* Task brief:
Transcribe every entry word for word, leaving out all images.

── Data for this task

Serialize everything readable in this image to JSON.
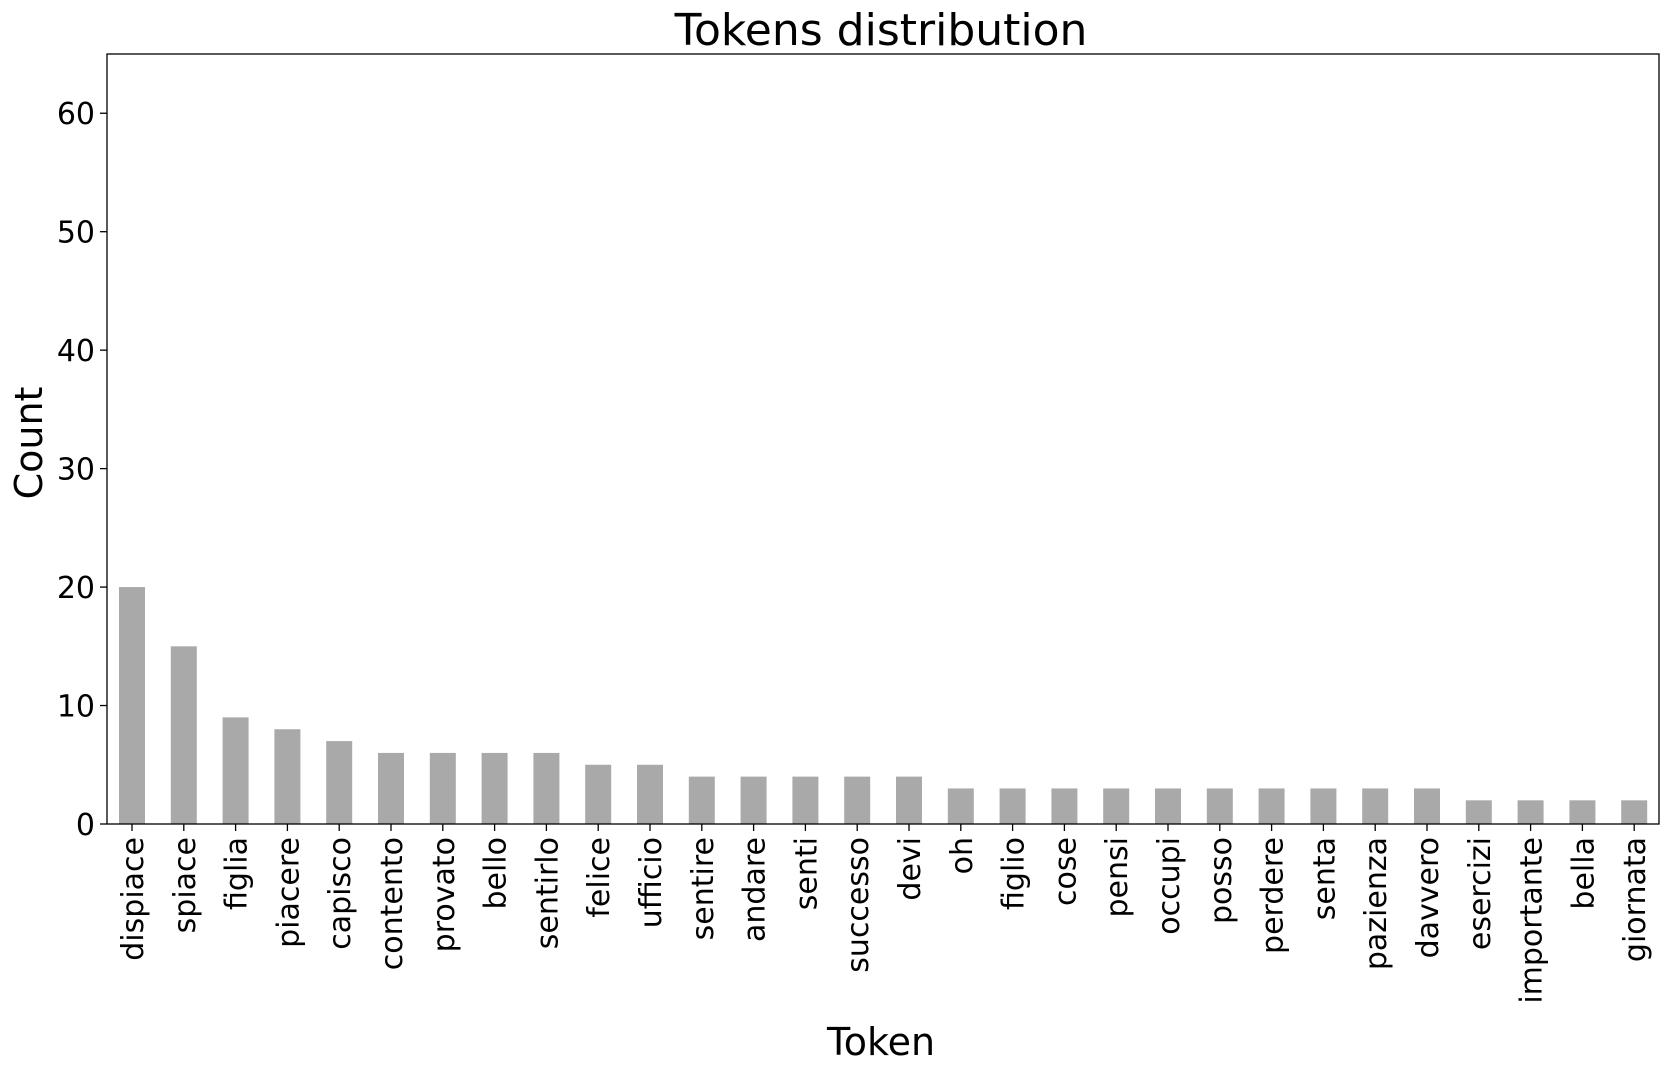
{
  "chart_data": {
    "type": "bar",
    "title": "Tokens distribution",
    "xlabel": "Token",
    "ylabel": "Count",
    "ylim": [
      0,
      65
    ],
    "yticks": [
      0,
      10,
      20,
      30,
      40,
      50,
      60
    ],
    "grid": false,
    "bar_color": "#a9a9a9",
    "categories": [
      "dispiace",
      "spiace",
      "figlia",
      "piacere",
      "capisco",
      "contento",
      "provato",
      "bello",
      "sentirlo",
      "felice",
      "ufficio",
      "sentire",
      "andare",
      "senti",
      "successo",
      "devi",
      "oh",
      "figlio",
      "cose",
      "pensi",
      "occupi",
      "posso",
      "perdere",
      "senta",
      "pazienza",
      "davvero",
      "esercizi",
      "importante",
      "bella",
      "giornata"
    ],
    "values": [
      20,
      15,
      9,
      8,
      7,
      6,
      6,
      6,
      6,
      5,
      5,
      4,
      4,
      4,
      4,
      4,
      3,
      3,
      3,
      3,
      3,
      3,
      3,
      3,
      3,
      3,
      2,
      2,
      2,
      2
    ]
  }
}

────

* Written answer:
Serialize everything readable in this image to JSON.
{
  "chart_data": {
    "type": "bar",
    "title": "Tokens distribution",
    "xlabel": "Token",
    "ylabel": "Count",
    "ylim": [
      0,
      65
    ],
    "yticks": [
      0,
      10,
      20,
      30,
      40,
      50,
      60
    ],
    "grid": false,
    "bar_color": "#a9a9a9",
    "categories": [
      "dispiace",
      "spiace",
      "figlia",
      "piacere",
      "capisco",
      "contento",
      "provato",
      "bello",
      "sentirlo",
      "felice",
      "ufficio",
      "sentire",
      "andare",
      "senti",
      "successo",
      "devi",
      "oh",
      "figlio",
      "cose",
      "pensi",
      "occupi",
      "posso",
      "perdere",
      "senta",
      "pazienza",
      "davvero",
      "esercizi",
      "importante",
      "bella",
      "giornata"
    ],
    "values": [
      20,
      15,
      9,
      8,
      7,
      6,
      6,
      6,
      6,
      5,
      5,
      4,
      4,
      4,
      4,
      4,
      3,
      3,
      3,
      3,
      3,
      3,
      3,
      3,
      3,
      3,
      2,
      2,
      2,
      2
    ]
  }
}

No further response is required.